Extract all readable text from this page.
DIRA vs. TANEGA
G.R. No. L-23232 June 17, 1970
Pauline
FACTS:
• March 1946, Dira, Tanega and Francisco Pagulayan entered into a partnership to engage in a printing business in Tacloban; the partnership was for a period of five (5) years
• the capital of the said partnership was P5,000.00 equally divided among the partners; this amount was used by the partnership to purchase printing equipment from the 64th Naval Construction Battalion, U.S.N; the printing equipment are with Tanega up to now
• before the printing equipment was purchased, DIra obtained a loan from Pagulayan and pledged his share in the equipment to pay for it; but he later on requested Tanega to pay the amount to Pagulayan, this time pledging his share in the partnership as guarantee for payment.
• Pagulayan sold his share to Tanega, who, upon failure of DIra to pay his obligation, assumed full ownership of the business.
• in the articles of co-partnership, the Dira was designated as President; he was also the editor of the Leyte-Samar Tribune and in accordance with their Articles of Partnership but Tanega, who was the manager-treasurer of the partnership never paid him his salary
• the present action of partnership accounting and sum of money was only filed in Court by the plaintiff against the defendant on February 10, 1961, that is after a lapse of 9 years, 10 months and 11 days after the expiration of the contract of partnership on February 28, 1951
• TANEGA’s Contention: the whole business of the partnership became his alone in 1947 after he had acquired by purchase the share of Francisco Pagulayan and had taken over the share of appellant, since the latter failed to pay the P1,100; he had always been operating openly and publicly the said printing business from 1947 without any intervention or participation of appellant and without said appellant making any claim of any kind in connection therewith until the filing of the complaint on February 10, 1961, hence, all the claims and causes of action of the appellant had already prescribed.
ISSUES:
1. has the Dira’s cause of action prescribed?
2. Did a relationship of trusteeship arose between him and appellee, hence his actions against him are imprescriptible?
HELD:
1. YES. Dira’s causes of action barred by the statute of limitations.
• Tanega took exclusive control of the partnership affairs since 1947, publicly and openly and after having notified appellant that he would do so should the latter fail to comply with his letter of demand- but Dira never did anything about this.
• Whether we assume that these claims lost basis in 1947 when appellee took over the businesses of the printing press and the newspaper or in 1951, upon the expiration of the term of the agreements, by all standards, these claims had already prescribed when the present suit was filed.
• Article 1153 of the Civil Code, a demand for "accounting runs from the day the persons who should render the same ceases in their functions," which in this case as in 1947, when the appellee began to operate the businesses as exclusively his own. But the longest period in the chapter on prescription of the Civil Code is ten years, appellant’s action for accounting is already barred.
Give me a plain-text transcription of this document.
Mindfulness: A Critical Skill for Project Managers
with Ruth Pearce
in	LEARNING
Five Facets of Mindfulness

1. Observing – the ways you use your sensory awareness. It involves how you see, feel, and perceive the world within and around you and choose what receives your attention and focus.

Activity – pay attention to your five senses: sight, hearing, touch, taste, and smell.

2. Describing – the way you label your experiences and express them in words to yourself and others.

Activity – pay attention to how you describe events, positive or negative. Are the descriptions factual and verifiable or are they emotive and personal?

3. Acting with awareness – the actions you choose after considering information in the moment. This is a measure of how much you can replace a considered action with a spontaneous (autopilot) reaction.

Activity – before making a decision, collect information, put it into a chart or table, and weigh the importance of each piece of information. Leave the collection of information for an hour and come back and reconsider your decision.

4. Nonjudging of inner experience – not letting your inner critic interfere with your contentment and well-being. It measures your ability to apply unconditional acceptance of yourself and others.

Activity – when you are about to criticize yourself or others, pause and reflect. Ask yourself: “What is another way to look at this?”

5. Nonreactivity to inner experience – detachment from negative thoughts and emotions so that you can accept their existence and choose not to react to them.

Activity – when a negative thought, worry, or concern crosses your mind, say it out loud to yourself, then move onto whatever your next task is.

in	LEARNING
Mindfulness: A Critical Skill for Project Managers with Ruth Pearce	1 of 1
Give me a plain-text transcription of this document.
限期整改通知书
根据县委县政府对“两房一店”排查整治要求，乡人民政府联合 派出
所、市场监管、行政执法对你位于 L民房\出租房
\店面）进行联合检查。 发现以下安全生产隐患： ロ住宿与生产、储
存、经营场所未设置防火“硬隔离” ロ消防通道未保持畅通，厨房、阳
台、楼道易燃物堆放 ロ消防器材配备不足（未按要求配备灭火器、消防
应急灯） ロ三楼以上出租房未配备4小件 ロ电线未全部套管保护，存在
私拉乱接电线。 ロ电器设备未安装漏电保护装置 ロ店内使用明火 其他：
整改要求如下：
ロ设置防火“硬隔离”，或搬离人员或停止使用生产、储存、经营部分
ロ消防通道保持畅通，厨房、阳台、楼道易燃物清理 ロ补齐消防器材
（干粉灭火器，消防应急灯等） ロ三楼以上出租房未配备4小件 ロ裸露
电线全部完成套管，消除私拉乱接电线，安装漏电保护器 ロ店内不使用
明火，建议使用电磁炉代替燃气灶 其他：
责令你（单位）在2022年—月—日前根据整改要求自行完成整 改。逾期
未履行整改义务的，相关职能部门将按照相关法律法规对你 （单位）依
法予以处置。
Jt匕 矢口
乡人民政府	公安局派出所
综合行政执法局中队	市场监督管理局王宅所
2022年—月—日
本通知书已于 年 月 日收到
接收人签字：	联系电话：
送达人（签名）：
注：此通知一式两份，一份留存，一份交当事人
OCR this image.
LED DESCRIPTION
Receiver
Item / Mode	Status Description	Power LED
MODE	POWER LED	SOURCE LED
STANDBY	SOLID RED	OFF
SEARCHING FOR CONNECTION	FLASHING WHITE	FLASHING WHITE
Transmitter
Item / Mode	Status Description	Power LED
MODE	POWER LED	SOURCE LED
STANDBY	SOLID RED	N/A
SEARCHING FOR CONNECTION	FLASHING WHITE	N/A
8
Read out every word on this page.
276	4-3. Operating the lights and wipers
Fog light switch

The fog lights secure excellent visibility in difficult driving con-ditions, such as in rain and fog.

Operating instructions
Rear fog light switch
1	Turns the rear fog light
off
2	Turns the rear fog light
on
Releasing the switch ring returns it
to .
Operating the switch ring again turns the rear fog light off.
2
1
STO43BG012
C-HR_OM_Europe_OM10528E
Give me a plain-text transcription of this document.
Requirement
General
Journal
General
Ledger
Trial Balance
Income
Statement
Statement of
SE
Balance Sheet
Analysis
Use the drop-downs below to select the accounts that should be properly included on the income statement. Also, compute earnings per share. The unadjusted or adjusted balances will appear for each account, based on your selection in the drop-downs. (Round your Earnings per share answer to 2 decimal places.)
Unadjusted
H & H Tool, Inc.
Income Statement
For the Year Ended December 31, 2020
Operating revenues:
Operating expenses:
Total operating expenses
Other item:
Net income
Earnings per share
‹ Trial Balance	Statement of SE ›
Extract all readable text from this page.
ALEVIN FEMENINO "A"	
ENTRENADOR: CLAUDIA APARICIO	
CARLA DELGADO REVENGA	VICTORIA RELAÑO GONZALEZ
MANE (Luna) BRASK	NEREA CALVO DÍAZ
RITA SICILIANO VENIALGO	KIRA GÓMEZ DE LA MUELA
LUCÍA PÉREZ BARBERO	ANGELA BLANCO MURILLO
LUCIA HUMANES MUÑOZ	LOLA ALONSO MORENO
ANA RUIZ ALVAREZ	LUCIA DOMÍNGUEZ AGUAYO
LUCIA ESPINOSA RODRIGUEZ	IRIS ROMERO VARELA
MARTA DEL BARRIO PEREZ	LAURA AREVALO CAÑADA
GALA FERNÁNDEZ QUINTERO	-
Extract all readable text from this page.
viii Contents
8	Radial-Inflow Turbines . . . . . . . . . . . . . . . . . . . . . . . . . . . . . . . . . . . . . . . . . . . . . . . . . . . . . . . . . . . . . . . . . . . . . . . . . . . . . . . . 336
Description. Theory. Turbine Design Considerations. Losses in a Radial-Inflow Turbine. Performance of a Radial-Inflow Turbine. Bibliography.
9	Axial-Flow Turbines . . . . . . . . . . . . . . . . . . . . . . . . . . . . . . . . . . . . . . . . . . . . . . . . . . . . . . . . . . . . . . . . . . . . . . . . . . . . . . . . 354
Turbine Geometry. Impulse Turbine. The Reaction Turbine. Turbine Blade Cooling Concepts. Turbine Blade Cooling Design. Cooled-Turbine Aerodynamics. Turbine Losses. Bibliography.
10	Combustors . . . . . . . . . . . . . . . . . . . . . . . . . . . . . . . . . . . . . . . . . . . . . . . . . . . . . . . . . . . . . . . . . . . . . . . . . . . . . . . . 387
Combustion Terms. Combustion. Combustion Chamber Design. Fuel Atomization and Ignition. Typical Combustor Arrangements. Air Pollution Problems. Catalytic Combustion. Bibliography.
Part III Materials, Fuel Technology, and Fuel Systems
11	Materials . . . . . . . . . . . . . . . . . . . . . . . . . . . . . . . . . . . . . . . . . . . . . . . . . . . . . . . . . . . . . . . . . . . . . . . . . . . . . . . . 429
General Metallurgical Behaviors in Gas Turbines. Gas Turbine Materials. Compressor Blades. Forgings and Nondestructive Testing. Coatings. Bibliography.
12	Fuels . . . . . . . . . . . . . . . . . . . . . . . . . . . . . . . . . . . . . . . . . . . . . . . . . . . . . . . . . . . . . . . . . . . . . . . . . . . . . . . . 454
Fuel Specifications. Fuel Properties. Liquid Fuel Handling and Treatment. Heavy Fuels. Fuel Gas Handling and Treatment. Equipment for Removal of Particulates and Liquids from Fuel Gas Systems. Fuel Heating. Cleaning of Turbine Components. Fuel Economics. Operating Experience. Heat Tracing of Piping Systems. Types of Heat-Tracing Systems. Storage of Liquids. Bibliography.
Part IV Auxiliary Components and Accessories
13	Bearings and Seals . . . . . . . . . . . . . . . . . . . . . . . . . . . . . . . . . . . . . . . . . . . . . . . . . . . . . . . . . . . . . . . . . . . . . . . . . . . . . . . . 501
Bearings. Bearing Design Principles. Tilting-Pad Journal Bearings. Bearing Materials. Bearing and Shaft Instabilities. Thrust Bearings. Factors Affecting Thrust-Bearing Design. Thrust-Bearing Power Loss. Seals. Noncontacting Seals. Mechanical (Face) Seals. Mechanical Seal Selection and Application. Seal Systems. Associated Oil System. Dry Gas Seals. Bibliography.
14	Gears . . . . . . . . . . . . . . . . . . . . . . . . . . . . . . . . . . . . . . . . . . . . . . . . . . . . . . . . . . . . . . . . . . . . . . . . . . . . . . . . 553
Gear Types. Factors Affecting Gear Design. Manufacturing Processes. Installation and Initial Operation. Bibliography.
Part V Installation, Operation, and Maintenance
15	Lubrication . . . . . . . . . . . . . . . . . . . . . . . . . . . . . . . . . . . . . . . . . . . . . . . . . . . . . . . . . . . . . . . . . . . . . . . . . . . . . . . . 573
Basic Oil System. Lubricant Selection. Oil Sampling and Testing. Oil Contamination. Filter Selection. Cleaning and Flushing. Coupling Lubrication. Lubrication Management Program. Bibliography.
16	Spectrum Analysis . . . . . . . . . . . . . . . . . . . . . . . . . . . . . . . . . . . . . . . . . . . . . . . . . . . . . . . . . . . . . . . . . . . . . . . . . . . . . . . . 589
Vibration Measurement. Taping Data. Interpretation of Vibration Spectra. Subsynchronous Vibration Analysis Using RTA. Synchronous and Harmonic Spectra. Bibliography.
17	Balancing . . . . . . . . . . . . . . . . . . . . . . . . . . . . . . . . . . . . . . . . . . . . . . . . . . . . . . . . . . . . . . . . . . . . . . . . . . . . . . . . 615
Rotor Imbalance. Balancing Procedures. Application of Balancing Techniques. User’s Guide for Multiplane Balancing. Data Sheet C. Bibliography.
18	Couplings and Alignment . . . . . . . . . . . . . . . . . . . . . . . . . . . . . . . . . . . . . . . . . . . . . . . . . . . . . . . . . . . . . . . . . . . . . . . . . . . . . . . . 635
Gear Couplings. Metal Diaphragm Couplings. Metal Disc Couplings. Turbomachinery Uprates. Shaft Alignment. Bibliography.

YOUR OBJECTIVE » From the entries above, copy every line where the word "Lubrication" shows up.

FINISHED EXERCISE »
15	Lubrication . . . . . . . . . . . . . . . . . . . . . . . . . . . . . . . . . . . . . . . . . . . . . . . . . . . . . . . . . . . . . . . . . . . . . . . . . . . . . . . . 573
Basic Oil System. Lubricant Selection. Oil Sampling and Testing. Oil Contamination. Filter Selection. Cleaning and Flushing. Coupling Lubrication. Lubrication Management Program. Bibliography.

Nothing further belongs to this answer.